→ **Given exercise**
List, from the lines below, each one with "dari" in it.

→ **Data excerpts**
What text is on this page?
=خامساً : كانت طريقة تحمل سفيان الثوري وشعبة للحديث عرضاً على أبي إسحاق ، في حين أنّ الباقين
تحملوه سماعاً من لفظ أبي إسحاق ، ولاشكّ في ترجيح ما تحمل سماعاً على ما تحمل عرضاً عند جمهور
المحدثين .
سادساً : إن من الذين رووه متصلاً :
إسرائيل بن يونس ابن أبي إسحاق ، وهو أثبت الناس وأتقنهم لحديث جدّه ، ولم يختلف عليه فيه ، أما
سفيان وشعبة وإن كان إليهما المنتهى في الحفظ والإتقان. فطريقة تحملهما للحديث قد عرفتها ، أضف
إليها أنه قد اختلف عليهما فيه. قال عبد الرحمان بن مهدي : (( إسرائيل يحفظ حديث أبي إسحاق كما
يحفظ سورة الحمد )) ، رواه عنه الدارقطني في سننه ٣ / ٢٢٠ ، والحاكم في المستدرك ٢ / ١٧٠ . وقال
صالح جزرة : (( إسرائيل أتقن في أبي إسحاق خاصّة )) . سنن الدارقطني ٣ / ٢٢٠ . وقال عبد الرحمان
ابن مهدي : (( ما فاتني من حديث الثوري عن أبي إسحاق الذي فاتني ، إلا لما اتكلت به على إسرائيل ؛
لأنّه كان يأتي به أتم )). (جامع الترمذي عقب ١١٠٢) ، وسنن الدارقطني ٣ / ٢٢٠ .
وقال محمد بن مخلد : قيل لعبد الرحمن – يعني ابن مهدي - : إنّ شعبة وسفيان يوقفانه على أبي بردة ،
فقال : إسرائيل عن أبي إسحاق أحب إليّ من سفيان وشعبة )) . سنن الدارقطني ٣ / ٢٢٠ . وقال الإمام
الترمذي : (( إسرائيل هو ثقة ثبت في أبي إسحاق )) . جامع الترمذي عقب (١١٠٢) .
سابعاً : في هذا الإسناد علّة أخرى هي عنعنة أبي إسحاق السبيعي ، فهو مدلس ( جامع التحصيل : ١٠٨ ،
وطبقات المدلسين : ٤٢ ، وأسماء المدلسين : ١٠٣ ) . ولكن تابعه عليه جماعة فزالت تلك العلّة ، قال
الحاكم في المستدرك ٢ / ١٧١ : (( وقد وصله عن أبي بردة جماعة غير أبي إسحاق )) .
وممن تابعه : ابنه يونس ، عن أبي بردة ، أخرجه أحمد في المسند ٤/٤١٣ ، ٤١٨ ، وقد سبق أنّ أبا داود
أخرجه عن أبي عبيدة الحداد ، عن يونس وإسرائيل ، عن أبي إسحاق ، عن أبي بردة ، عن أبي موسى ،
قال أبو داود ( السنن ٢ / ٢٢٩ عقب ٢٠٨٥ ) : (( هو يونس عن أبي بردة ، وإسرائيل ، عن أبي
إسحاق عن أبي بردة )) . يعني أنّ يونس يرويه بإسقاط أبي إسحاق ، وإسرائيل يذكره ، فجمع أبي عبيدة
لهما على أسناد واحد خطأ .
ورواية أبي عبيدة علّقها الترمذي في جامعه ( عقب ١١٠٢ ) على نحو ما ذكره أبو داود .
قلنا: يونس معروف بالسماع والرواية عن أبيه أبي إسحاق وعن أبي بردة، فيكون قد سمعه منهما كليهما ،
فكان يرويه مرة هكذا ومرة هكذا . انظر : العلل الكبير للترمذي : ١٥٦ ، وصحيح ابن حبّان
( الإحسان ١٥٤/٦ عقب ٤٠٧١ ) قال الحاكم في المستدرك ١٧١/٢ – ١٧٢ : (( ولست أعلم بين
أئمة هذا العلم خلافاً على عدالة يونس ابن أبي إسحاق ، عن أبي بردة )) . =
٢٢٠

==

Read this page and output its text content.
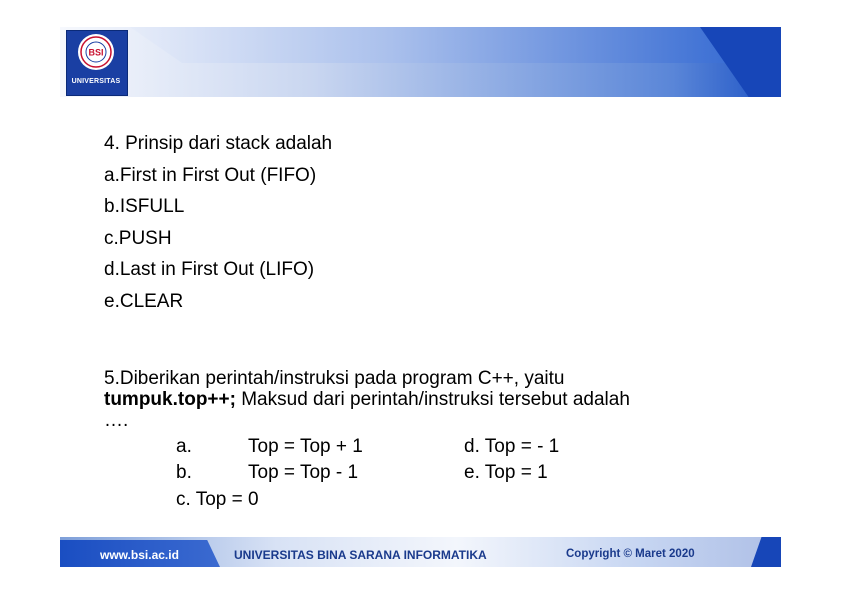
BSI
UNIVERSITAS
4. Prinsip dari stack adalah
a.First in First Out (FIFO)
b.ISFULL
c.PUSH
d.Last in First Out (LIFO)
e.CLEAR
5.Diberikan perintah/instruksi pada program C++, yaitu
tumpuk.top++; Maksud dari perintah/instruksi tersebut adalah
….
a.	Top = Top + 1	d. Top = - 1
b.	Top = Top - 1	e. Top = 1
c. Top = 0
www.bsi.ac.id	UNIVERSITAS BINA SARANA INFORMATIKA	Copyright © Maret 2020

→ **Complete answer**
4. Prinsip dari stack adalah
tumpuk.top++; Maksud dari perintah/instruksi tersebut adalah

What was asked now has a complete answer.